-- start --

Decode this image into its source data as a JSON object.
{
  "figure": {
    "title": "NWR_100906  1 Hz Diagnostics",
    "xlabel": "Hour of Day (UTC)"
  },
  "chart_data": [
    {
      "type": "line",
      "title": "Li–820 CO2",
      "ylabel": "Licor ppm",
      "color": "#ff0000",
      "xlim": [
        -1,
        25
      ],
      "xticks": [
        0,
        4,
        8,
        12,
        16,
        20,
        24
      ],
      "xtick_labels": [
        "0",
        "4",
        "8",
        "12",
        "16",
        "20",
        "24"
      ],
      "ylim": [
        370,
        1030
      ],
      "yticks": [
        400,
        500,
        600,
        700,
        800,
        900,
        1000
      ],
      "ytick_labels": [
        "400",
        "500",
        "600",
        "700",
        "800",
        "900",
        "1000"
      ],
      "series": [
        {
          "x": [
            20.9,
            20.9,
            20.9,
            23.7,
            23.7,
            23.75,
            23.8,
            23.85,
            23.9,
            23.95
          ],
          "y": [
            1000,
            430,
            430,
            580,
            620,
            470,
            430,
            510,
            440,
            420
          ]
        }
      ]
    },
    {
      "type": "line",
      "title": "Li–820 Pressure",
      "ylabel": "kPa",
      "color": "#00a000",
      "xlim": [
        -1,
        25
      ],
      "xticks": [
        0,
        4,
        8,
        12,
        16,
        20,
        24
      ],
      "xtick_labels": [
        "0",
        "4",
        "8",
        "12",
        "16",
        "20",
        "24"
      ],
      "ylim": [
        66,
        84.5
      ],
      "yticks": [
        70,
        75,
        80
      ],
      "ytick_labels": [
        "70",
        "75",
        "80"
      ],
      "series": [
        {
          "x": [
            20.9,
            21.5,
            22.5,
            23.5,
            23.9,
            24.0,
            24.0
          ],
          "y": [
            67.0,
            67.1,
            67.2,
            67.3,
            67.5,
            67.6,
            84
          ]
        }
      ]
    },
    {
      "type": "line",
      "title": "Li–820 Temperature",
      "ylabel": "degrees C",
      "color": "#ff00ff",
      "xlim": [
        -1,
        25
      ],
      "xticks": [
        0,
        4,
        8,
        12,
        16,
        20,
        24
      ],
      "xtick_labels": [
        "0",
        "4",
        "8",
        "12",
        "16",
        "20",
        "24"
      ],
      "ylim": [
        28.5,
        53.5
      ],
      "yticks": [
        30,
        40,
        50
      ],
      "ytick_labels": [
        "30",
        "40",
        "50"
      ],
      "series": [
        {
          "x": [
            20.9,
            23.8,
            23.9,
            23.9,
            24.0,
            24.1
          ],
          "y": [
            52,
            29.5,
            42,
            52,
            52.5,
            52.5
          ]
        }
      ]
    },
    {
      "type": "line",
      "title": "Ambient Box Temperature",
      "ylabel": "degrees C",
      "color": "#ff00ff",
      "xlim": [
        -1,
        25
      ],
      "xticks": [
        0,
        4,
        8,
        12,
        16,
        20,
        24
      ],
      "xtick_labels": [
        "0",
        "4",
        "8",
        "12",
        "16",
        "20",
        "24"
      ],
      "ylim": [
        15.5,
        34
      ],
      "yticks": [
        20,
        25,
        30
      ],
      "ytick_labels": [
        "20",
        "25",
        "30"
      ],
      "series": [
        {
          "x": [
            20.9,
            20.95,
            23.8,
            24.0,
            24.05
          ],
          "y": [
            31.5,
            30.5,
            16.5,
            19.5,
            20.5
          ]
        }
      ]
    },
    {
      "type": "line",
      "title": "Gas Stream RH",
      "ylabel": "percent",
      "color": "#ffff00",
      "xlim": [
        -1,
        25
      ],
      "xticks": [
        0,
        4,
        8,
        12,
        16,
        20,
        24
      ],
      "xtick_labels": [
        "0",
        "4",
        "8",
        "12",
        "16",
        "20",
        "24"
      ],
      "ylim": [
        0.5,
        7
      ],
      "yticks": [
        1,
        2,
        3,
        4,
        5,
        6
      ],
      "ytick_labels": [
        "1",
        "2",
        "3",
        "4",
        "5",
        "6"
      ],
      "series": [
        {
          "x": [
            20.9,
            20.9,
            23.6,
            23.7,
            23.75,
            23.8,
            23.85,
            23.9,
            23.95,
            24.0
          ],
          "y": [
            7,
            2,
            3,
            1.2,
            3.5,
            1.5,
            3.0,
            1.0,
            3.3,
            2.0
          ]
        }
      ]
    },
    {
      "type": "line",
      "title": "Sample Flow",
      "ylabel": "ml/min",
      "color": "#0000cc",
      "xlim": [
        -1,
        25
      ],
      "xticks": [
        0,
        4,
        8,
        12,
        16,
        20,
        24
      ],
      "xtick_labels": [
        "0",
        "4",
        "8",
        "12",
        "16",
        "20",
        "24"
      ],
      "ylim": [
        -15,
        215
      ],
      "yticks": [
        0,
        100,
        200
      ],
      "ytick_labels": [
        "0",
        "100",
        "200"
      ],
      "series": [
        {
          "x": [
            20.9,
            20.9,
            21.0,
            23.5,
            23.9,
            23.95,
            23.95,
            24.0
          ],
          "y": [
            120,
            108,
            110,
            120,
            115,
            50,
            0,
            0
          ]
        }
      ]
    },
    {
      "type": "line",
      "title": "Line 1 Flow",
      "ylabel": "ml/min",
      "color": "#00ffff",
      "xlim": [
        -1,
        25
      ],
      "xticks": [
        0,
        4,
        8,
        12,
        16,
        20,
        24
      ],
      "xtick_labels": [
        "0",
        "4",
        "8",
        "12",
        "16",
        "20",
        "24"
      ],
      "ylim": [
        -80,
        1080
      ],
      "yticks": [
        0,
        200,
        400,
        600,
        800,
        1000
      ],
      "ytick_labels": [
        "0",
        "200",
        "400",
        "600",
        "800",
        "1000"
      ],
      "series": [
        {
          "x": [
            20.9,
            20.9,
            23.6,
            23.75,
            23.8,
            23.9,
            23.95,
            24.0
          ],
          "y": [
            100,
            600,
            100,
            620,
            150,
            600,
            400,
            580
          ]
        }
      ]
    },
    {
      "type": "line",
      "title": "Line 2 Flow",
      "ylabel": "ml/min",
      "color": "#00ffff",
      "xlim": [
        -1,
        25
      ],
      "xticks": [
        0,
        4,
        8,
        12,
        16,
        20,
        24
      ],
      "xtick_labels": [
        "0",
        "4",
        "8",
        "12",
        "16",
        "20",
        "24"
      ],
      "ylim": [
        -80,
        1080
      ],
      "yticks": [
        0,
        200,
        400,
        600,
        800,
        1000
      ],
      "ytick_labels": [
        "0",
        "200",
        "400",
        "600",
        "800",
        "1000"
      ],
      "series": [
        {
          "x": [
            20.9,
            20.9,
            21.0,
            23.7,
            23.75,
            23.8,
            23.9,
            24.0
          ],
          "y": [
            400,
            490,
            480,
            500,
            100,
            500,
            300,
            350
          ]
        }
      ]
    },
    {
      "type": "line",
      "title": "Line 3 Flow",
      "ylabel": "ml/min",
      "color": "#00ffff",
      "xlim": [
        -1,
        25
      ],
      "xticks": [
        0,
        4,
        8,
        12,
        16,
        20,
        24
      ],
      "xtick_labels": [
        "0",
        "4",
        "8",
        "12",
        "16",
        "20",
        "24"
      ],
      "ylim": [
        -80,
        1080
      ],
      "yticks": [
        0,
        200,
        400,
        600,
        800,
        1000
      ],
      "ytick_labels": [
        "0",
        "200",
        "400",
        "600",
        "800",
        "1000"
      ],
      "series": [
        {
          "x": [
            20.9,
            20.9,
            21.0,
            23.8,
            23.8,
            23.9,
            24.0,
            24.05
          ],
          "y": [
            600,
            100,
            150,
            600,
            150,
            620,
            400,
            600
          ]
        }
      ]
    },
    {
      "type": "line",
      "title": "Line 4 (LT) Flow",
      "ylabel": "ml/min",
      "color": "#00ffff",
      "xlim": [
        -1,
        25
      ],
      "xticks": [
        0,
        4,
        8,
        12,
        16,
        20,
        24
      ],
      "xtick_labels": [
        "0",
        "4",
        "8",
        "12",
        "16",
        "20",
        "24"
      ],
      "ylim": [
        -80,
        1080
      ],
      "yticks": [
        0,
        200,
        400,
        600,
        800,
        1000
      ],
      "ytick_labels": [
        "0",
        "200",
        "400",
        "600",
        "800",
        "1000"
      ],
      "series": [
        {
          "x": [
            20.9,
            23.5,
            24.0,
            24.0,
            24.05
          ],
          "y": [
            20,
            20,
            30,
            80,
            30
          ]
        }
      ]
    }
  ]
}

-- end --

# [Written exercise]
From the listing, copy each line containing the word "Temperature".

# [Written solution]
      "title": "Li–820 Temperature",
      "title": "Ambient Box Temperature",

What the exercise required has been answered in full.